### Given problem:
Gather all lines with the word "tvořené" in them.

(Dataset entries)
===============
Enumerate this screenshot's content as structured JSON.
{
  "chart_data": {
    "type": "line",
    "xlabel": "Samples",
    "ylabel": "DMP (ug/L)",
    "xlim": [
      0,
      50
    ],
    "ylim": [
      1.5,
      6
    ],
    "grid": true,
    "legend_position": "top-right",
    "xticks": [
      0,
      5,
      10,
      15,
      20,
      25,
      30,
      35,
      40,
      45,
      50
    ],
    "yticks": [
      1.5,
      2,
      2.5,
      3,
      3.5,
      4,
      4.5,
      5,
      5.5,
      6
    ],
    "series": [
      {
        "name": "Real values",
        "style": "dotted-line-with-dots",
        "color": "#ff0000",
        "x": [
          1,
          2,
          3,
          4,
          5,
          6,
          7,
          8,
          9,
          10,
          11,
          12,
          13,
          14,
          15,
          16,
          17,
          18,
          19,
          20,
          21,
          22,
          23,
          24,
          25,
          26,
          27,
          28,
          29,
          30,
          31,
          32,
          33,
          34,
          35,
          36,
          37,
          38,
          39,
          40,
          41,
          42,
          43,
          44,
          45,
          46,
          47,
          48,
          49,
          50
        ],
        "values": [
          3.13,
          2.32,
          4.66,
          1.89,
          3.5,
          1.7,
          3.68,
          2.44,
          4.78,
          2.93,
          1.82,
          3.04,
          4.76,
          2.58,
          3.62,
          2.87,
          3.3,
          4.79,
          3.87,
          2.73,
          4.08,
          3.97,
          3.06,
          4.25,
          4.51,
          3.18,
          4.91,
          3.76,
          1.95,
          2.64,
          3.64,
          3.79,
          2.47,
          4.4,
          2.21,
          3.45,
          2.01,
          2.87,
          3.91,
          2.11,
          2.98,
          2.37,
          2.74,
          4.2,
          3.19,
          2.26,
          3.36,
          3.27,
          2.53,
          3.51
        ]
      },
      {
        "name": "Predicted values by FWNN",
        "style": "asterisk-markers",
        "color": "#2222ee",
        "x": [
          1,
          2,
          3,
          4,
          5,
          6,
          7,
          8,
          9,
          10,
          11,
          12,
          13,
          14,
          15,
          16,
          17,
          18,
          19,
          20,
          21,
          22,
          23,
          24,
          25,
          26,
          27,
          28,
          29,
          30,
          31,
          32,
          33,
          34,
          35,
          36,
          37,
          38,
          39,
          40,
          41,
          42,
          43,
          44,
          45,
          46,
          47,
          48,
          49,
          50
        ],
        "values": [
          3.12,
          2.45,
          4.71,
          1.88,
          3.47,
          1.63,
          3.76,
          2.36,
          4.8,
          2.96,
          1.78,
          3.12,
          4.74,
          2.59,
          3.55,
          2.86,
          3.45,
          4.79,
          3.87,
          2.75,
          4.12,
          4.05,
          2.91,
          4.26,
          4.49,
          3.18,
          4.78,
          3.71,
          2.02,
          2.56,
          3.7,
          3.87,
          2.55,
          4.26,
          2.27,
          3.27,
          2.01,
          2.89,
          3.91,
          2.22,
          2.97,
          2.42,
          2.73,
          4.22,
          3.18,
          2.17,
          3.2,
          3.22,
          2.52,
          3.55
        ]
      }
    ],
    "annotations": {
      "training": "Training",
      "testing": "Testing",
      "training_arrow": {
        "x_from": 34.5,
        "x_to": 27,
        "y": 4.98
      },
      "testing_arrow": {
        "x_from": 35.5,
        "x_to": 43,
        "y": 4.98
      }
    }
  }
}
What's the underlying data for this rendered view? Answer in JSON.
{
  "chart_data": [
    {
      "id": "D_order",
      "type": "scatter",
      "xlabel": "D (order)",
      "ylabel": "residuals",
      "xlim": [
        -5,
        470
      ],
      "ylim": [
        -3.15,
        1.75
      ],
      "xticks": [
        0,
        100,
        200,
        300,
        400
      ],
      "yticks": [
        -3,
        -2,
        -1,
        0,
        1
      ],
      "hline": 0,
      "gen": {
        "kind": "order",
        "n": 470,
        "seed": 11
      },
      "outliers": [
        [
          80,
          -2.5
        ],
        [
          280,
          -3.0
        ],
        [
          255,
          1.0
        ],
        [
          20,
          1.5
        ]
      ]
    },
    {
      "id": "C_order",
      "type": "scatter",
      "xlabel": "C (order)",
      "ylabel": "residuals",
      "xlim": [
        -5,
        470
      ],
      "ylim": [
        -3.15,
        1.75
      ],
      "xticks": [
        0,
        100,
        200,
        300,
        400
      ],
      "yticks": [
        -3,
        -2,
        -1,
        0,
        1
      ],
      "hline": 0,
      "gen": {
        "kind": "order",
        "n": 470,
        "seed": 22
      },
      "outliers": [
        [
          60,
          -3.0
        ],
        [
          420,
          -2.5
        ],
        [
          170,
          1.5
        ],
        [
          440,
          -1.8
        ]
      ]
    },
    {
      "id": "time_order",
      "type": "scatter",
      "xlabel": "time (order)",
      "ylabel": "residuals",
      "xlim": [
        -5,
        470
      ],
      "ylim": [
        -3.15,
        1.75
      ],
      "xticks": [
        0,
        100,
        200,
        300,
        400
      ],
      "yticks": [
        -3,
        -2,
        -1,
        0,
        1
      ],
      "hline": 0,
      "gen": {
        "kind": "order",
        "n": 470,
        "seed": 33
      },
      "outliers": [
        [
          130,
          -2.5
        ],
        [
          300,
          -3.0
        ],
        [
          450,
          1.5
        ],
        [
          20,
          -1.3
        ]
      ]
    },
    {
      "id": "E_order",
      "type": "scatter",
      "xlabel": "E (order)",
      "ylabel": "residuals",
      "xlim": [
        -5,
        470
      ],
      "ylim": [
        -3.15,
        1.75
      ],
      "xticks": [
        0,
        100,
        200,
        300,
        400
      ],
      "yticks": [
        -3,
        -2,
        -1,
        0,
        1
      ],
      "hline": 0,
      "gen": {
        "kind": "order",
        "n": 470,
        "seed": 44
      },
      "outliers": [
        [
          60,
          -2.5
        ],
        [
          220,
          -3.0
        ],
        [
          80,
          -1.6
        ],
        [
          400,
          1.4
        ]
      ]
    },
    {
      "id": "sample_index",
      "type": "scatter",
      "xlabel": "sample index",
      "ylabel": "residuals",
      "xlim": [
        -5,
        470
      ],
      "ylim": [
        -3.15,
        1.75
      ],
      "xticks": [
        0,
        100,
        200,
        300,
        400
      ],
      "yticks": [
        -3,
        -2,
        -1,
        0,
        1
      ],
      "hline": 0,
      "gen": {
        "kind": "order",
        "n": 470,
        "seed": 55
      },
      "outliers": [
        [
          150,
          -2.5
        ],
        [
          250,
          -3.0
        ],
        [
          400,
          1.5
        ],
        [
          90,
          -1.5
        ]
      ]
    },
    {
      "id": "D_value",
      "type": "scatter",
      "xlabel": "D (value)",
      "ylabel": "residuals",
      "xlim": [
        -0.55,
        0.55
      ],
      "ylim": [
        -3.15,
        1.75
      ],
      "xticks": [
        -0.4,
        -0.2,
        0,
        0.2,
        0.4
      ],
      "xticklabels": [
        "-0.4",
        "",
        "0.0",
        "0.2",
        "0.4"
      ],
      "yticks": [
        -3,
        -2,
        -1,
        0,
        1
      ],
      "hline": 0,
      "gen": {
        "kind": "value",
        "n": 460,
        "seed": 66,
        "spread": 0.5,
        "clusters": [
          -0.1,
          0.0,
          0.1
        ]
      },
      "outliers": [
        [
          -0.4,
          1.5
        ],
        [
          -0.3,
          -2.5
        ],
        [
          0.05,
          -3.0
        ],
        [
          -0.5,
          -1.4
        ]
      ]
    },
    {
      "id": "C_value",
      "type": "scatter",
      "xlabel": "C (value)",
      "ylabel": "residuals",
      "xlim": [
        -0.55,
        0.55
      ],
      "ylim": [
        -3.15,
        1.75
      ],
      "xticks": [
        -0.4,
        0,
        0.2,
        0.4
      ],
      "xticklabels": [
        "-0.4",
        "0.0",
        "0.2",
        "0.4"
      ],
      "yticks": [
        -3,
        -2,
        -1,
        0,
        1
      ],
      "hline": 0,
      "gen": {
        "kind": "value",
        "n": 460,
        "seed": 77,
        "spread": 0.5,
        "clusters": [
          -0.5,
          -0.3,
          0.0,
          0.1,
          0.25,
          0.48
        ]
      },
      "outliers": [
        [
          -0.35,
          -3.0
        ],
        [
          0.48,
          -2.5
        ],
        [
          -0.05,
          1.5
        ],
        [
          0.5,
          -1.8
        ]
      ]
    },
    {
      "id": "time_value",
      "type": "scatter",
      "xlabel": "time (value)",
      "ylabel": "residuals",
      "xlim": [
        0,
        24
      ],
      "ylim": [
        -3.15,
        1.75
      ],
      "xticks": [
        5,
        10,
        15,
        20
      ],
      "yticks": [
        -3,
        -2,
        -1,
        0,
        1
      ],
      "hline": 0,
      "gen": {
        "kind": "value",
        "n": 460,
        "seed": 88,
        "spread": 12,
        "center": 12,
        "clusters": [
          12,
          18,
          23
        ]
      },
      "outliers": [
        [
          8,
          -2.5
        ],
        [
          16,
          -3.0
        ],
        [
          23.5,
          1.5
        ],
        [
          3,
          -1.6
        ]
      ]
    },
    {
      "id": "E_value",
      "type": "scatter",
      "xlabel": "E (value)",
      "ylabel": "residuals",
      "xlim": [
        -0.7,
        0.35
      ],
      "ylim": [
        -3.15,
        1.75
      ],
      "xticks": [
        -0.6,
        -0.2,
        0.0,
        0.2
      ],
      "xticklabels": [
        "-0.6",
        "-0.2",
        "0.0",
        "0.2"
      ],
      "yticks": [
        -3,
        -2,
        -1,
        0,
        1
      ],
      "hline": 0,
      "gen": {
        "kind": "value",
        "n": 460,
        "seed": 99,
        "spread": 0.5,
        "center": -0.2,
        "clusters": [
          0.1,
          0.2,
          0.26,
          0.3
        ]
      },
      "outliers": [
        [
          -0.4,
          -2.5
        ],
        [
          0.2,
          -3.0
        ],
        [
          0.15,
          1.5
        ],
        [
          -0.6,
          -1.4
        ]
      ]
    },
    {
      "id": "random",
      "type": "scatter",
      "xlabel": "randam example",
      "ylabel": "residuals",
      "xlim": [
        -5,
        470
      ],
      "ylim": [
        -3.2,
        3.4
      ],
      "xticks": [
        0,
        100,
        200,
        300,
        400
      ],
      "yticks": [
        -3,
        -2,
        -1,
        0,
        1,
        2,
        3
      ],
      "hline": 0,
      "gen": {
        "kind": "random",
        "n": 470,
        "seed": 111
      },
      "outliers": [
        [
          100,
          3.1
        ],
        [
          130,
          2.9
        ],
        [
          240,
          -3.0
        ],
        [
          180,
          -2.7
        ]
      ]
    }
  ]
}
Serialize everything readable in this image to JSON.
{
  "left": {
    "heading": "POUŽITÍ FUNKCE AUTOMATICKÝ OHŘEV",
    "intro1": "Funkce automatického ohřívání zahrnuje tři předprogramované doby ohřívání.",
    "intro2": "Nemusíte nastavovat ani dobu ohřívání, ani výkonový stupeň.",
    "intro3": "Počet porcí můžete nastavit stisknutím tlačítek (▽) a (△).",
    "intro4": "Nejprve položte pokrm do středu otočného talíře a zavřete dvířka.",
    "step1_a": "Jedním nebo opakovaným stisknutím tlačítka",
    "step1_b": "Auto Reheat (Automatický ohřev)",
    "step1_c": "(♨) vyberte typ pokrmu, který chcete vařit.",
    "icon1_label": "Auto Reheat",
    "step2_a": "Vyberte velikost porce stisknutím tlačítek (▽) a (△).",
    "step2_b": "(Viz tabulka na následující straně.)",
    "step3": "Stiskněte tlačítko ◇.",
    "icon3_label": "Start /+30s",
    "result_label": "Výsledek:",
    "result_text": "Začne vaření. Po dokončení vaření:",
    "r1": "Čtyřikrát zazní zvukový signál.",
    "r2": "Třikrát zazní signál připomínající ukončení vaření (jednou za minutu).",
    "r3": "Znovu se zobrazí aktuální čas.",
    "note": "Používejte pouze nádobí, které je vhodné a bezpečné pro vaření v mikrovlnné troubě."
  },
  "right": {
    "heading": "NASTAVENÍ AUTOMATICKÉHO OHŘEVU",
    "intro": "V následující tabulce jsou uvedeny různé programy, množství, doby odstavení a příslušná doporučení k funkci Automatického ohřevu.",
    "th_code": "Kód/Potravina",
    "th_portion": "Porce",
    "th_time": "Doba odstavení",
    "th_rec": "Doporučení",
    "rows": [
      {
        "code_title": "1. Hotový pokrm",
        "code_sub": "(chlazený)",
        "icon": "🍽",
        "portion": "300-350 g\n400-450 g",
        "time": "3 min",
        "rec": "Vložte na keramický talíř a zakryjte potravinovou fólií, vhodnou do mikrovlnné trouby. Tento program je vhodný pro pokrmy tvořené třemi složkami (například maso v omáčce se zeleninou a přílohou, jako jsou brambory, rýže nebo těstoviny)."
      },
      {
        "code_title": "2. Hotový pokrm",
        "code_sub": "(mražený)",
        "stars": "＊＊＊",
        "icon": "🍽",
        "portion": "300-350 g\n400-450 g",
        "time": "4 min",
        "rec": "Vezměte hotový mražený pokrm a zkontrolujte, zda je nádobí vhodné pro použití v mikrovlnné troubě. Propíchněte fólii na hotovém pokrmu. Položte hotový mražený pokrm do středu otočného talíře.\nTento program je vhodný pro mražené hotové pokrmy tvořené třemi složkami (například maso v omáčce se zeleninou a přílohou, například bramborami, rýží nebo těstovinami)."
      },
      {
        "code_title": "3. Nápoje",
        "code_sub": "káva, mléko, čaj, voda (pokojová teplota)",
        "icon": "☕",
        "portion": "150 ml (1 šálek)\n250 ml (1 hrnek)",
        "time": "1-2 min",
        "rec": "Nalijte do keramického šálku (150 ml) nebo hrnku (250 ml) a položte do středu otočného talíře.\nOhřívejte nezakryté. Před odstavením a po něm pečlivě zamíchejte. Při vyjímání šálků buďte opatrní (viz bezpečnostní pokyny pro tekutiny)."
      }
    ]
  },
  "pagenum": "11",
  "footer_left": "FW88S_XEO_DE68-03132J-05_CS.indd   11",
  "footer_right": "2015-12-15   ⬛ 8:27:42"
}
===============
### Completed task:
        "rec": "Vložte na keramický talíř a zakryjte potravinovou fólií, vhodnou do mikrovlnné trouby. Tento program je vhodný pro pokrmy tvořené třemi složkami (například maso v omáčce se zeleninou a přílohou, jako jsou brambory, rýže nebo těstoviny)."
        "rec": "Vezměte hotový mražený pokrm a zkontrolujte, zda je nádobí vhodné pro použití v mikrovlnné troubě. Propíchněte fólii na hotovém pokrmu. Položte hotový mražený pokrm do středu otočného talíře.\nTento program je vhodný pro mražené hotové pokrmy tvořené třemi složkami (například maso v omáčce se zeleninou a přílohou, například bramborami, rýží nebo těstovinami)."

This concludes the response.